— start Material for this task —

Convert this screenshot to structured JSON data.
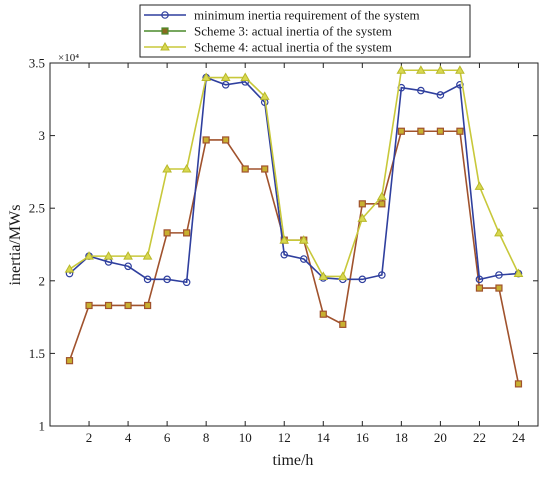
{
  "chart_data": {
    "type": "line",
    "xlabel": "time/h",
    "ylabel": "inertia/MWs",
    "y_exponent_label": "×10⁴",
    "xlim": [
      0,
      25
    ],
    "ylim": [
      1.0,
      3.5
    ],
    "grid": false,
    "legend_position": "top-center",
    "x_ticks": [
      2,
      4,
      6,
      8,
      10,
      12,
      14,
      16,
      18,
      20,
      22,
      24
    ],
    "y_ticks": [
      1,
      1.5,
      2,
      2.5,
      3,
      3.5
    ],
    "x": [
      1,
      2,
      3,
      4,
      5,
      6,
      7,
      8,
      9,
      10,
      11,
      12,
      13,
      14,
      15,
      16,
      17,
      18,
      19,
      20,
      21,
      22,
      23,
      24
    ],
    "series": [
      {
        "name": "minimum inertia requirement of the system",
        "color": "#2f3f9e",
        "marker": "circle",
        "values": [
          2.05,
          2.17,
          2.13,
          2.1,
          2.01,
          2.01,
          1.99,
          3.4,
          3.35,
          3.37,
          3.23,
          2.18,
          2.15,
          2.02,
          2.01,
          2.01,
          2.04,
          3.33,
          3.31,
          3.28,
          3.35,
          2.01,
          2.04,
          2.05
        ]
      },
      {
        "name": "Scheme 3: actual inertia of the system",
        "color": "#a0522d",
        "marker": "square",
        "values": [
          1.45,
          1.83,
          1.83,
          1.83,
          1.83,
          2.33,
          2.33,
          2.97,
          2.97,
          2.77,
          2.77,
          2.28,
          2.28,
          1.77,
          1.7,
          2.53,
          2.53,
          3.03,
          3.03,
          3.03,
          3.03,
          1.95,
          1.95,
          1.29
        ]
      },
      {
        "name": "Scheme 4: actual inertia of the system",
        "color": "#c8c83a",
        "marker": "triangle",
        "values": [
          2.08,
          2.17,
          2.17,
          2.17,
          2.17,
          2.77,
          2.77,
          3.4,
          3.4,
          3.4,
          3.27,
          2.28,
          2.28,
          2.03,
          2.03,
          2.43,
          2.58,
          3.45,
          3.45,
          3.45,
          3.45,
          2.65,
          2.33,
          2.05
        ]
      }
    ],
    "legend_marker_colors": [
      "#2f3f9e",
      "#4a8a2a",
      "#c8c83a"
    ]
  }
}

— end Material for this task —

- **Problem details**
Repeat all of the records verbatim, leaving out the pictures.

- **The answer**
Convert this screenshot to structured JSON data.
{
  "chart_data": {
    "type": "line",
    "xlabel": "time/h",
    "ylabel": "inertia/MWs",
    "y_exponent_label": "×10⁴",
    "xlim": [
      0,
      25
    ],
    "ylim": [
      1.0,
      3.5
    ],
    "grid": false,
    "legend_position": "top-center",
    "x_ticks": [
      2,
      4,
      6,
      8,
      10,
      12,
      14,
      16,
      18,
      20,
      22,
      24
    ],
    "y_ticks": [
      1,
      1.5,
      2,
      2.5,
      3,
      3.5
    ],
    "x": [
      1,
      2,
      3,
      4,
      5,
      6,
      7,
      8,
      9,
      10,
      11,
      12,
      13,
      14,
      15,
      16,
      17,
      18,
      19,
      20,
      21,
      22,
      23,
      24
    ],
    "series": [
      {
        "name": "minimum inertia requirement of the system",
        "color": "#2f3f9e",
        "marker": "circle",
        "values": [
          2.05,
          2.17,
          2.13,
          2.1,
          2.01,
          2.01,
          1.99,
          3.4,
          3.35,
          3.37,
          3.23,
          2.18,
          2.15,
          2.02,
          2.01,
          2.01,
          2.04,
          3.33,
          3.31,
          3.28,
          3.35,
          2.01,
          2.04,
          2.05
        ]
      },
      {
        "name": "Scheme 3: actual inertia of the system",
        "color": "#a0522d",
        "marker": "square",
        "values": [
          1.45,
          1.83,
          1.83,
          1.83,
          1.83,
          2.33,
          2.33,
          2.97,
          2.97,
          2.77,
          2.77,
          2.28,
          2.28,
          1.77,
          1.7,
          2.53,
          2.53,
          3.03,
          3.03,
          3.03,
          3.03,
          1.95,
          1.95,
          1.29
        ]
      },
      {
        "name": "Scheme 4: actual inertia of the system",
        "color": "#c8c83a",
        "marker": "triangle",
        "values": [
          2.08,
          2.17,
          2.17,
          2.17,
          2.17,
          2.77,
          2.77,
          3.4,
          3.4,
          3.4,
          3.27,
          2.28,
          2.28,
          2.03,
          2.03,
          2.43,
          2.58,
          3.45,
          3.45,
          3.45,
          3.45,
          2.65,
          2.33,
          2.05
        ]
      }
    ],
    "legend_marker_colors": [
      "#2f3f9e",
      "#4a8a2a",
      "#c8c83a"
    ]
  }
}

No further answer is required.